— start of Provided material —

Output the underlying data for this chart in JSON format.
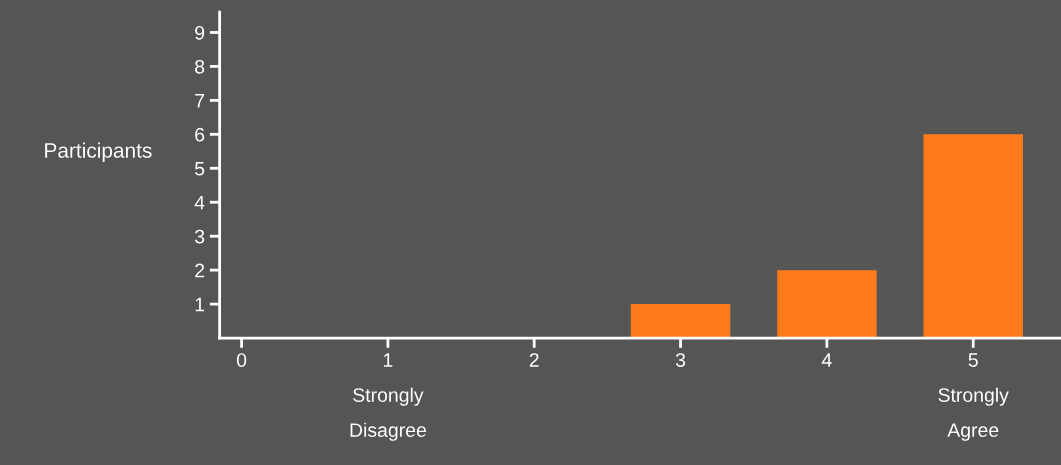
{
  "chart_data": {
    "type": "bar",
    "ylabel": "Participants",
    "x": [
      3,
      4,
      5
    ],
    "values": [
      1,
      2,
      6
    ],
    "color": "#ff7a1a",
    "xlim": [
      -0.15,
      5.6
    ],
    "xticks": [
      0,
      {
        "value": 1,
        "label": "1\nStrongly\nDisagree"
      },
      2,
      3,
      4,
      {
        "value": 5,
        "label": "5\nStrongly\nAgree"
      }
    ],
    "ylim": [
      0,
      9.6
    ],
    "yticks": [
      1,
      2,
      3,
      4,
      5,
      6,
      7,
      8,
      9
    ],
    "grid": false
  }
}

— end of Provided material —

What you have to do -> Output every entry word for word, but omit the pictures.

Written solution ->
Output the underlying data for this chart in JSON format.
{
  "chart_data": {
    "type": "bar",
    "ylabel": "Participants",
    "x": [
      3,
      4,
      5
    ],
    "values": [
      1,
      2,
      6
    ],
    "color": "#ff7a1a",
    "xlim": [
      -0.15,
      5.6
    ],
    "xticks": [
      0,
      {
        "value": 1,
        "label": "1\nStrongly\nDisagree"
      },
      2,
      3,
      4,
      {
        "value": 5,
        "label": "5\nStrongly\nAgree"
      }
    ],
    "ylim": [
      0,
      9.6
    ],
    "yticks": [
      1,
      2,
      3,
      4,
      5,
      6,
      7,
      8,
      9
    ],
    "grid": false
  }
}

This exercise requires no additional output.